*Exercise*. Images are excluded; otherwise, output every record exactly.

[Collected data entries]

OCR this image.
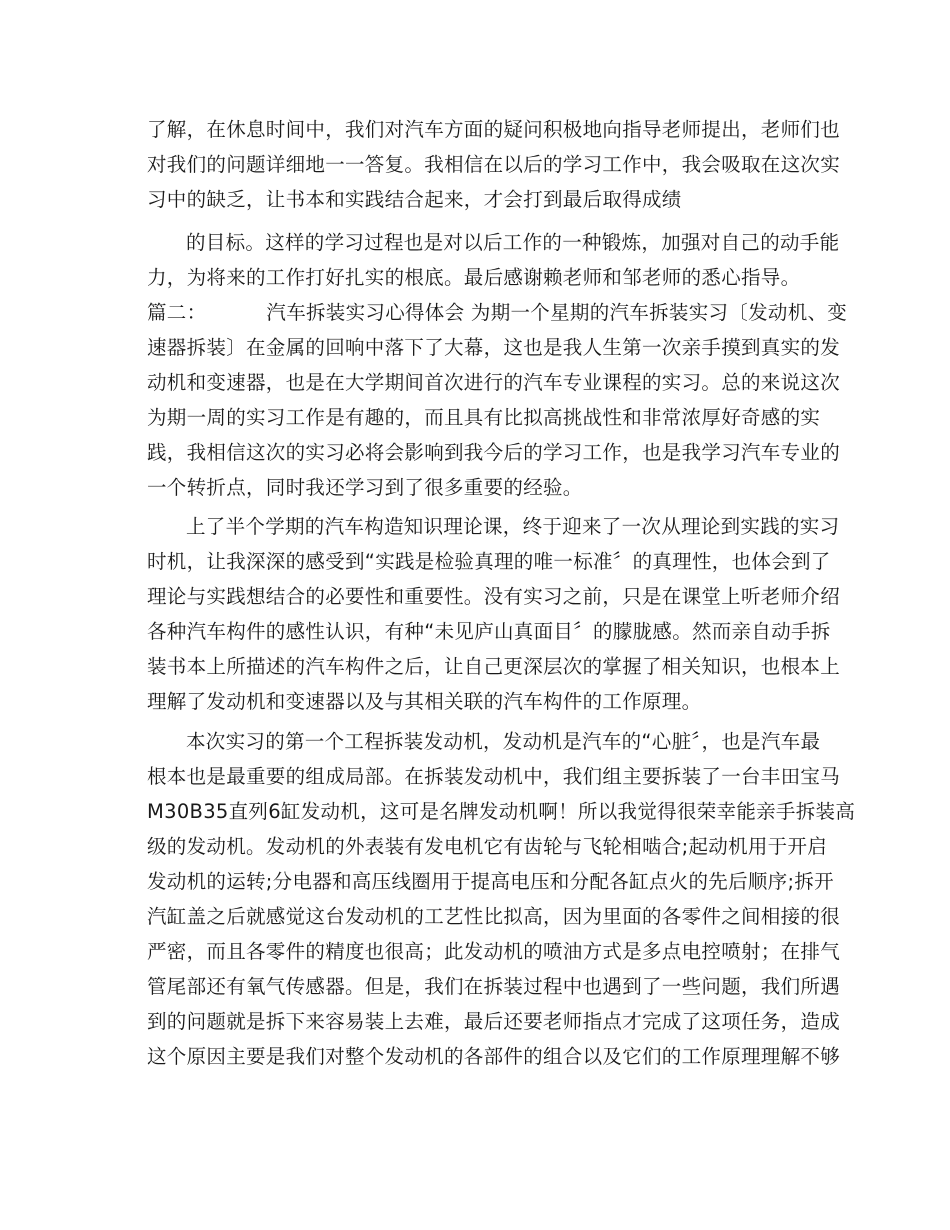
了解，在休息时间中，我们对汽车方面的疑问积极地向指导老师提出，老师们也
对我们的问题详细地一一答复。我相信在以后的学习工作中，我会吸取在这次实
习中的缺乏，让书本和实践结合起来，才会打到最后取得成绩
的目标。这样的学习过程也是对以后工作的一种锻炼，加强对自己的动手能
力，为将来的工作打好扎实的根底。最后感谢赖老师和邹老师的悉心指导。
篇二：	汽车拆装实习心得体会 为期一个星期的汽车拆装实习〔发动机、变
速器拆装〕在金属的回响中落下了大幕，这也是我人生第一次亲手摸到真实的发
动机和变速器，也是在大学期间首次进行的汽车专业课程的实习。总的来说这次
为期一周的实习工作是有趣的，而且具有比拟高挑战性和非常浓厚好奇感的实
践，我相信这次的实习必将会影响到我今后的学习工作，也是我学习汽车专业的
一个转折点，同时我还学习到了很多重要的经验。
上了半个学期的汽车构造知识理论课，终于迎来了一次从理论到实践的实习
时机，让我深深的感受到“实践是检验真理的唯一标准〞的真理性，也体会到了
理论与实践想结合的必要性和重要性。没有实习之前，只是在课堂上听老师介绍
各种汽车构件的感性认识，有种“未见庐山真面目〞的朦胧感。然而亲自动手拆
装书本上所描述的汽车构件之后，让自己更深层次的掌握了相关知识，也根本上
理解了发动机和变速器以及与其相关联的汽车构件的工作原理。
本次实习的第一个工程拆装发动机，发动机是汽车的“心脏〞，也是汽车最
根本也是最重要的组成局部。在拆装发动机中，我们组主要拆装了一台丰田宝马
M30B35直列6缸发动机，这可是名牌发动机啊！所以我觉得很荣幸能亲手拆装高
级的发动机。发动机的外表装有发电机它有齿轮与飞轮相啮合;起动机用于开启
发动机的运转;分电器和高压线圈用于提高电压和分配各缸点火的先后顺序;拆开
汽缸盖之后就感觉这台发动机的工艺性比拟高，因为里面的各零件之间相接的很
严密，而且各零件的精度也很高；此发动机的喷油方式是多点电控喷射；在排气
管尾部还有氧气传感器。但是，我们在拆装过程中也遇到了一些问题，我们所遇
到的问题就是拆下来容易装上去难，最后还要老师指点才完成了这项任务，造成
这个原因主要是我们对整个发动机的各部件的组合以及它们的工作原理理解不够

*Answer for the task*.
OCR this image.
了解，在休息时间中，我们对汽车方面的疑问积极地向指导老师提出，老师们也
对我们的问题详细地一一答复。我相信在以后的学习工作中，我会吸取在这次实
习中的缺乏，让书本和实践结合起来，才会打到最后取得成绩
的目标。这样的学习过程也是对以后工作的一种锻炼，加强对自己的动手能
力，为将来的工作打好扎实的根底。最后感谢赖老师和邹老师的悉心指导。
篇二：	汽车拆装实习心得体会 为期一个星期的汽车拆装实习〔发动机、变
速器拆装〕在金属的回响中落下了大幕，这也是我人生第一次亲手摸到真实的发
动机和变速器，也是在大学期间首次进行的汽车专业课程的实习。总的来说这次
为期一周的实习工作是有趣的，而且具有比拟高挑战性和非常浓厚好奇感的实
践，我相信这次的实习必将会影响到我今后的学习工作，也是我学习汽车专业的
一个转折点，同时我还学习到了很多重要的经验。
上了半个学期的汽车构造知识理论课，终于迎来了一次从理论到实践的实习
时机，让我深深的感受到“实践是检验真理的唯一标准〞的真理性，也体会到了
理论与实践想结合的必要性和重要性。没有实习之前，只是在课堂上听老师介绍
各种汽车构件的感性认识，有种“未见庐山真面目〞的朦胧感。然而亲自动手拆
装书本上所描述的汽车构件之后，让自己更深层次的掌握了相关知识，也根本上
理解了发动机和变速器以及与其相关联的汽车构件的工作原理。
本次实习的第一个工程拆装发动机，发动机是汽车的“心脏〞，也是汽车最
根本也是最重要的组成局部。在拆装发动机中，我们组主要拆装了一台丰田宝马
M30B35直列6缸发动机，这可是名牌发动机啊！所以我觉得很荣幸能亲手拆装高
级的发动机。发动机的外表装有发电机它有齿轮与飞轮相啮合;起动机用于开启
发动机的运转;分电器和高压线圈用于提高电压和分配各缸点火的先后顺序;拆开
汽缸盖之后就感觉这台发动机的工艺性比拟高，因为里面的各零件之间相接的很
严密，而且各零件的精度也很高；此发动机的喷油方式是多点电控喷射；在排气
管尾部还有氧气传感器。但是，我们在拆装过程中也遇到了一些问题，我们所遇
到的问题就是拆下来容易装上去难，最后还要老师指点才完成了这项任务，造成
这个原因主要是我们对整个发动机的各部件的组合以及它们的工作原理理解不够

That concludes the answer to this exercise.